--- Extracto del texto ---

+---+

Hemos entrado en lo que llamo la “cuarta fase” del estallido social. Es la etapa que enfrenta a los diversos sectores sociales y políticos, a la sociedad y al Estado, a gobernados y gobernantes, en torno a aprovechar política (y electoralmente) esos acontecimientos inéditos.
Para los sectores más obtusos del gobierno, lo ocurrido fue un ataque sistemático y violento de grupos armados coordinados por “enemigos internacionales” del país y de la democracia que aprovecharon la protesta social para intentar desestabilizar a la nación e imponer una dictadura.
Para los sectores más fundamentalistas de la oposición al gobierno, fue un ataque sistemático y violento de grupos armados coordinados por “enemigos internos” de la paz y la democracia que aprovecharon la protesta social para desestabilizar a la nación e imponer una dictadura.
Para el gobierno (y el “uribismo”), el supuesto atentado contra la vida del presidente Duque hace parte de ese intento. Para la oposición (y el “petrismo”), el asesinato de líderes sociales y de más de 70 participantes en la protesta fueron parte de esa estrategia del gobierno y Uribe.
Para la “derecha extrema”, Gustavo Petro es la cabeza principal de ese complot, lo que -según ellos- demuestra que sus aspiraciones políticas son peligrosas para la sociedad colombiana porque es un “dictador en potencia”. Para la “izquierda extrema”, Duque ya es dictador.
Quien se atreva a hacer la más mínima separación entre el conjunto de lo que fue la protesta social y los fenómenos particulares que condujeron a algunos sectores sociales hacia la violencia abierta o directa, puede ser señalado por ambas posiciones de traidor o de “tibio”.
Hasta el informe de la Comisión Interamericana de Derechos Humanos CIDH se queda corto para ellos. Para unos, faltó señalar la sistematicidad de la acción represiva y asesina del Estado; para otros, no se identifican las fuerzas oscuras que sistemáticamente actuaban contra el país.

+---+

--- Tareas pendientes ---
(a) Enumera los sectores o grupos cuya postura presenta el texto sobre el estallido social en oraciones que empiezan con "Para". Cópialos tal como aparecen.
(b) Transcribe sin cambios el pasaje del texto sobre el estallido social que va desde "Hemos entrado en" hasta "intentar desestabilizar a la nación e imponer una dictadura.".
(c) Según el texto sobre el estallido social, ¿por qué considera la "derecha extrema" que las aspiraciones políticas de Gustavo Petro son peligrosas para la sociedad colombiana?

--- Extracto de datos ---

+---+

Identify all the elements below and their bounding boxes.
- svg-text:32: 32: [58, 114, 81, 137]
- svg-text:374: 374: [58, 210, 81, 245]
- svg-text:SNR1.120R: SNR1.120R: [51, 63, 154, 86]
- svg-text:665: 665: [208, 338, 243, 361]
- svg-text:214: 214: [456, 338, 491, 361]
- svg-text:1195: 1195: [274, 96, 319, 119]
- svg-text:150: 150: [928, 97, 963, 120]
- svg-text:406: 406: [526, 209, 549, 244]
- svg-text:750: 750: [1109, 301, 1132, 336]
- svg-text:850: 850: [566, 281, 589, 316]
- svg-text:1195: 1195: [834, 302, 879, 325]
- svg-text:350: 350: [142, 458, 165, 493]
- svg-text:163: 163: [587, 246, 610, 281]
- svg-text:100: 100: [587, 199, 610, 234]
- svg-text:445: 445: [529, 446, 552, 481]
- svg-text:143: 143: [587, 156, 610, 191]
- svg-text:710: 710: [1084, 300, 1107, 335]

+---+

--- Respuestas en orden ---
(a)
- los sectores más obtusos del gobierno
- los sectores más fundamentalistas de la oposición al gobierno
- el gobierno (y el "uribismo")
- la oposición (y el "petrismo")
- la "derecha extrema"
- la "izquierda extrema"

(b)
Hemos entrado en lo que llamo la “cuarta fase” del estallido social. Es la etapa que enfrenta a los diversos sectores sociales y políticos, a la sociedad y al Estado, a gobernados y gobernantes, en torno a aprovechar política (y electoralmente) esos acontecimientos inéditos.
Para los sectores más obtusos del gobierno, lo ocurrido fue un ataque sistemático y violento de grupos armados coordinados por “enemigos internacionales” del país y de la democracia que aprovecharon la protesta social para intentar desestabilizar a la nación e imponer una dictadura.

(c) Para la "derecha extrema", Gustavo Petro es la cabeza principal del complot. Según ellos, eso demuestra que sus aspiraciones son peligrosas porque es un "dictador en potencia".